PROBLEM: Copy the passage on differing perspectives word for word, starting with "So how do we" and going on through "ours and theirs.".

___ QUOTED PASSAGE

This happens especially when we perceive someone else’s views as “wrong” in our mind based on our lived experience.
I have gone through this many times myself — someone implies my perspective is “wrong” and then says that, in reality, the truth of the matter is *this or that* — all explained based on their own lived experience and understanding.
I do it too, sometimes, especially when it comes to issues I find extremely important, such as racial justice. Regardless of who does it, this approach can feel dismissive, creating contention and conflict between people internally and externally.
So how do we get past this all-too-human tendency? I have often thought that maybe the truth of the matter is that in reality, both people are right.
Maybe I’m “right” based on my point of view because it comes from my lived experience, while the person I’m conversing with is also “right” based on their lived experience.
It seems we tend to get lost in translation these days, with an inability to understand another person’s point of view and find the unity between ours and theirs.
This feels especially true when the viewpoints appear to reside on two different ends of a wide spectrum. So what do we do when someone else’s view departs so deeply from the place we reside? More often than not, we end up with two entirely different perspectives and sides of an issue, and we can’t seem to work out the resulting conflict.

______
___ EXTRACTED DATA

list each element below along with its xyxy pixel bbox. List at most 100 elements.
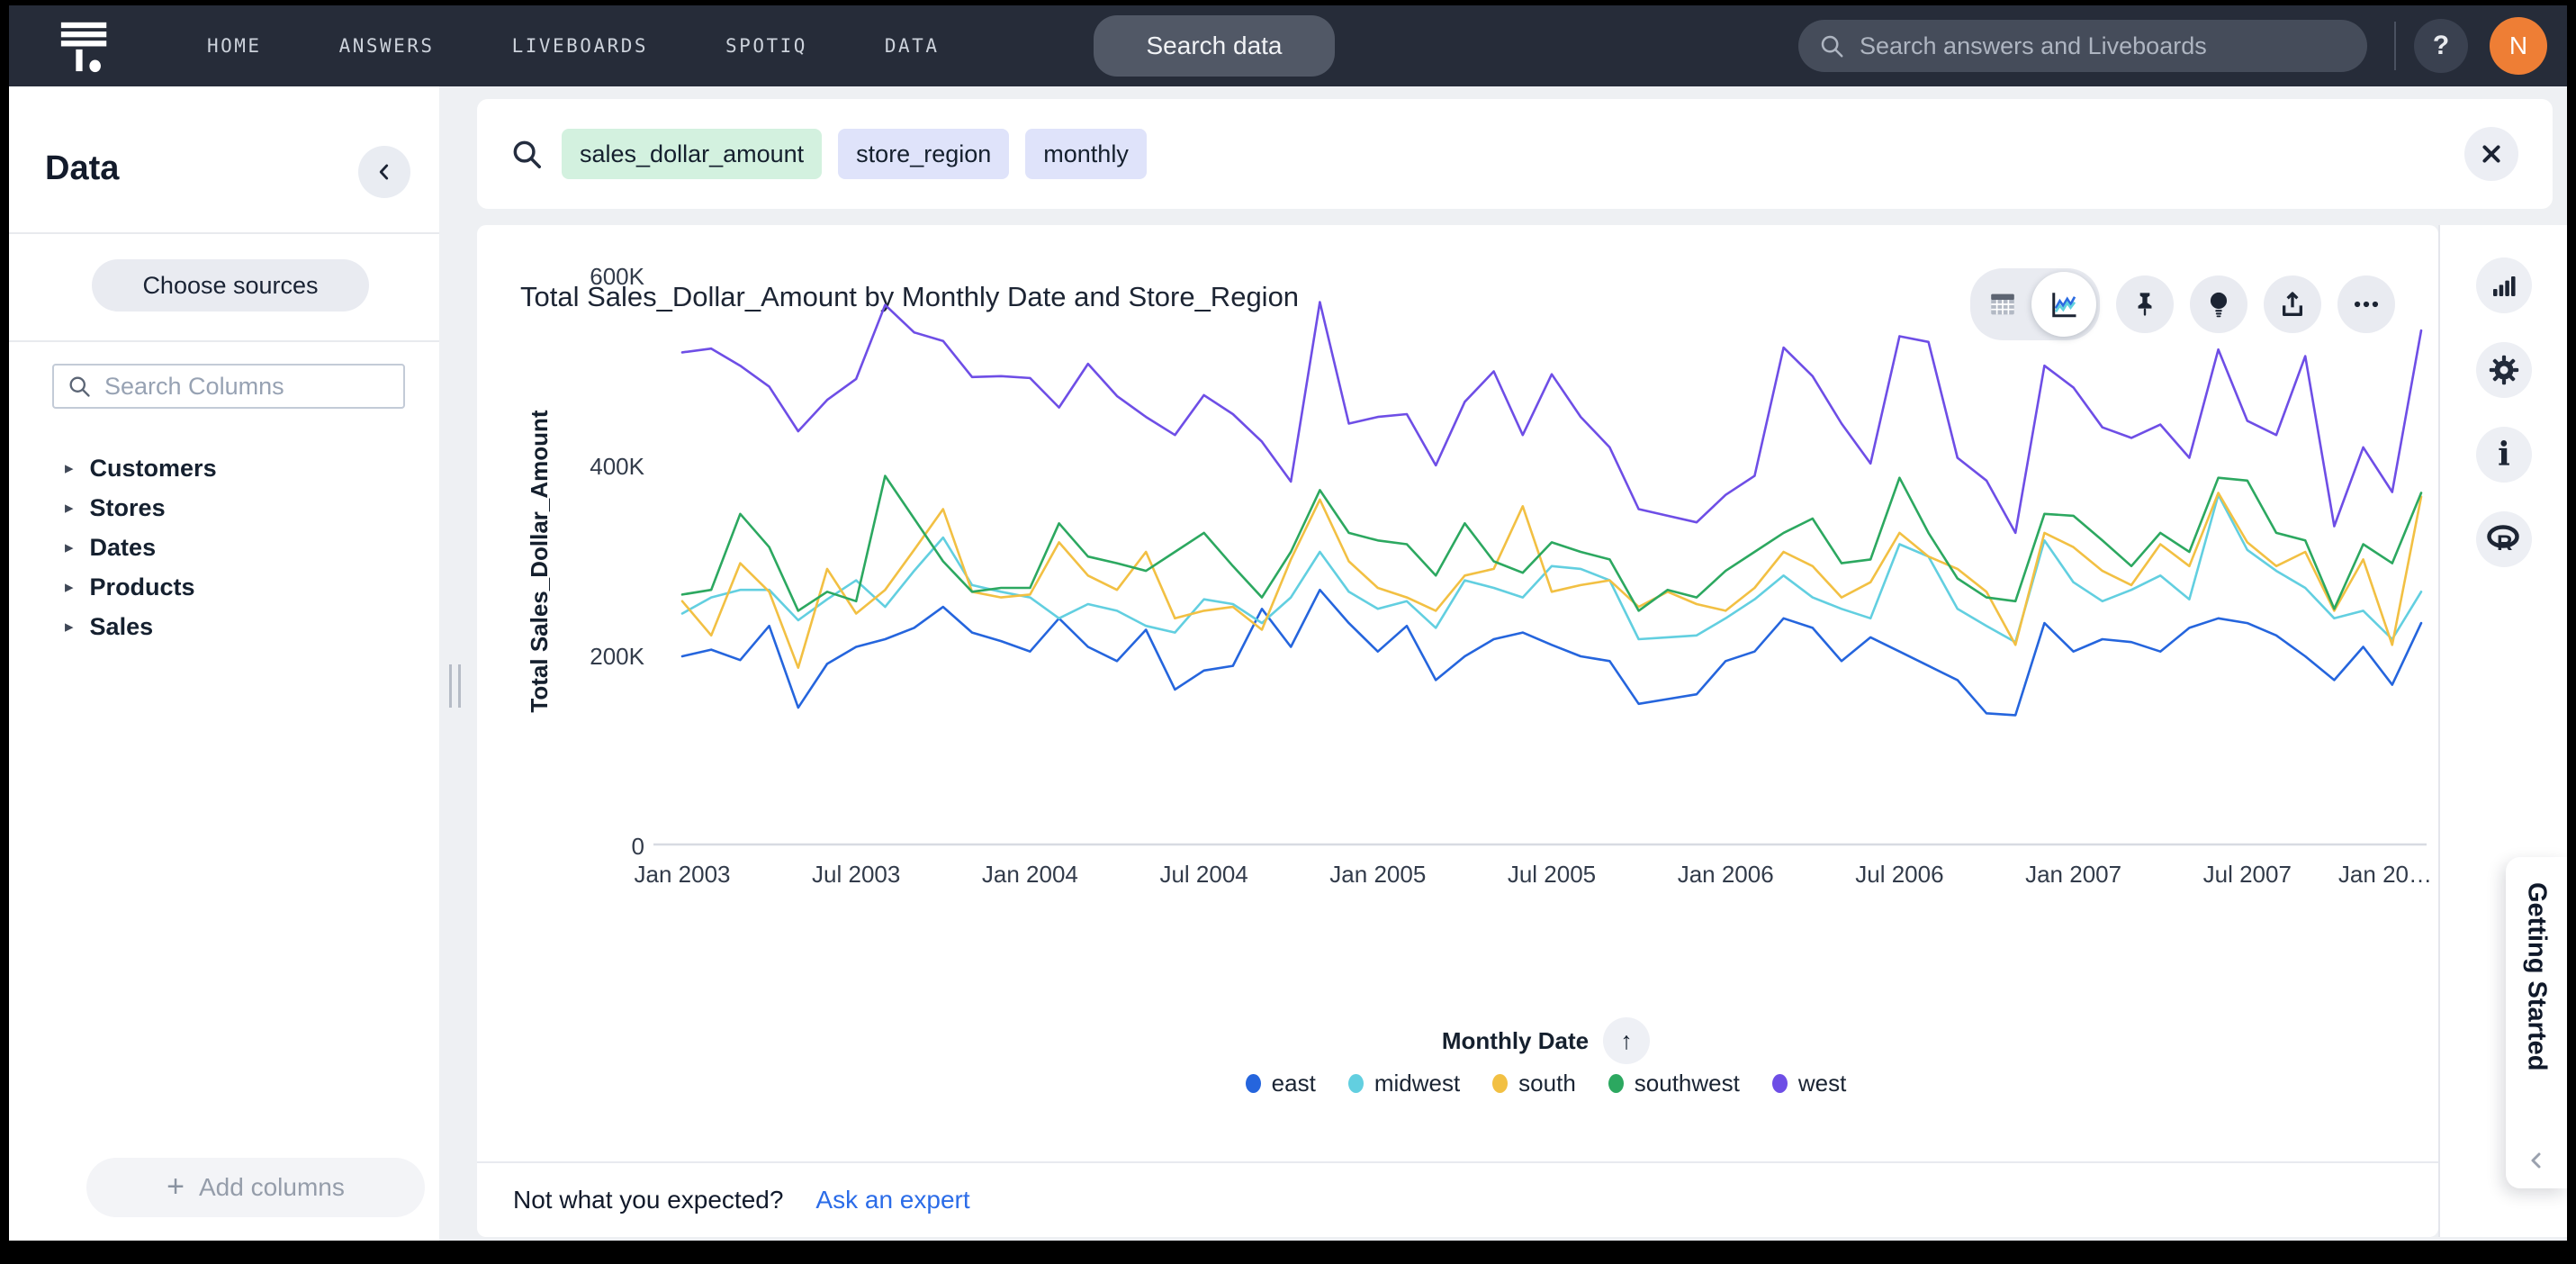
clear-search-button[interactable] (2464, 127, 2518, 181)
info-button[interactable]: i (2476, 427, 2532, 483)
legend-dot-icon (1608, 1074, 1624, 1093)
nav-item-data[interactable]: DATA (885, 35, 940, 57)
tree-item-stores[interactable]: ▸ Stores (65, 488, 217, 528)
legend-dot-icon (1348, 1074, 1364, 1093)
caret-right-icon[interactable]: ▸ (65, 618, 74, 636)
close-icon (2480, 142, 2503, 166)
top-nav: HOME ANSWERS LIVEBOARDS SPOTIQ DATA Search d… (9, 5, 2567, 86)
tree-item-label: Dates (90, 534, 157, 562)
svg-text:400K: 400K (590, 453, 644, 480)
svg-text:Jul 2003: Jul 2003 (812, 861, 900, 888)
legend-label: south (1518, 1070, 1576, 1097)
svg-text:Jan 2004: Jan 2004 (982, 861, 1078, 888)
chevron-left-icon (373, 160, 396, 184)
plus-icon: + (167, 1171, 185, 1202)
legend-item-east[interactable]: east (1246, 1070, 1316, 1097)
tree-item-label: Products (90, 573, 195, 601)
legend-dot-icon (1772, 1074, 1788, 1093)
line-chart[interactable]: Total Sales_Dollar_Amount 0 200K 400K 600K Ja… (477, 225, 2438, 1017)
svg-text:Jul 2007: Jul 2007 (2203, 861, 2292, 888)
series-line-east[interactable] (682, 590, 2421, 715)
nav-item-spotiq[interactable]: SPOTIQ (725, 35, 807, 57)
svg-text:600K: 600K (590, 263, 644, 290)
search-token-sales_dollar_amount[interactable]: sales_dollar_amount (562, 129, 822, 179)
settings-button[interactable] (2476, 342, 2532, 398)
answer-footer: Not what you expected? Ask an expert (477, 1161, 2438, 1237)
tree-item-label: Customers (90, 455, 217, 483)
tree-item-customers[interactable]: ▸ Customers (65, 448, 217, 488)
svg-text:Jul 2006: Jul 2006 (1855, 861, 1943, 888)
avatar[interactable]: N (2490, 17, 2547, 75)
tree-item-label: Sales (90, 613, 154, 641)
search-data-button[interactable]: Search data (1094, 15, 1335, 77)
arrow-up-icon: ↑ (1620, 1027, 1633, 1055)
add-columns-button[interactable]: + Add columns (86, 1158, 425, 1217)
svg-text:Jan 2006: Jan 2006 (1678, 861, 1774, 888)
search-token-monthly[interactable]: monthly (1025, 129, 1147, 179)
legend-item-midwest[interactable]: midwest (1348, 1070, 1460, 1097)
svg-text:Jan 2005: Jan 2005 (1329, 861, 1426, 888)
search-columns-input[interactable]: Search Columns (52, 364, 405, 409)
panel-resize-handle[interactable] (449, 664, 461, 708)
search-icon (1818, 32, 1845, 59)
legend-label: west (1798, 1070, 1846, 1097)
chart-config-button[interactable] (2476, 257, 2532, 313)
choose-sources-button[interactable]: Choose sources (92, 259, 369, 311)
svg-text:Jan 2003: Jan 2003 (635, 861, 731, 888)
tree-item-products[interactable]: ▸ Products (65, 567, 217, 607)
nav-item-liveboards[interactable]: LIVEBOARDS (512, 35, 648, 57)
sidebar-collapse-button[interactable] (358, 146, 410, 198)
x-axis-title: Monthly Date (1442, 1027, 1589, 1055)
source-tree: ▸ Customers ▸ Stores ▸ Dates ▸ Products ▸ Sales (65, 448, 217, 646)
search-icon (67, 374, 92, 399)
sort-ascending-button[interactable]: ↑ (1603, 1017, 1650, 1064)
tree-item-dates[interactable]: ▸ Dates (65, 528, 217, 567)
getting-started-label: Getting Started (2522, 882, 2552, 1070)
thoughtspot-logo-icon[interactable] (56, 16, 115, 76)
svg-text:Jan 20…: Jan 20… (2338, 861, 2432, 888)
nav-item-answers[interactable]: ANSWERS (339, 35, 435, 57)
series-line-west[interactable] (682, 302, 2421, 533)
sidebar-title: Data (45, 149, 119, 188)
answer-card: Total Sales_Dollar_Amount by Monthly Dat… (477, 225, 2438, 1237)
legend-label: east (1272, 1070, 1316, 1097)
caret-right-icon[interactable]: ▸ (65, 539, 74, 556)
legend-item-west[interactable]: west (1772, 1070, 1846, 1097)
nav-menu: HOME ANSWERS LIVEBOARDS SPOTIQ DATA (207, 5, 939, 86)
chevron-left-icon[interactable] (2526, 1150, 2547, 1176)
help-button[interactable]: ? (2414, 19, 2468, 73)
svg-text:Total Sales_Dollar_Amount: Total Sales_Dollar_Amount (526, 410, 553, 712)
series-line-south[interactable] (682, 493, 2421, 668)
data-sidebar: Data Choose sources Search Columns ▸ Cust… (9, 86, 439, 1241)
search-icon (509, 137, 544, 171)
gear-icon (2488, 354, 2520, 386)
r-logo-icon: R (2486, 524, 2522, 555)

______

RESPONSE TO THIS EXERCISE:
So how do we get past this all-too-human tendency? I have often thought that maybe the truth of the matter is that in reality, both people are right.
Maybe I’m “right” based on my point of view because it comes from my lived experience, while the person I’m conversing with is also “right” based on their lived experience.
It seems we tend to get lost in translation these days, with an inability to understand another person’s point of view and find the unity between ours and theirs.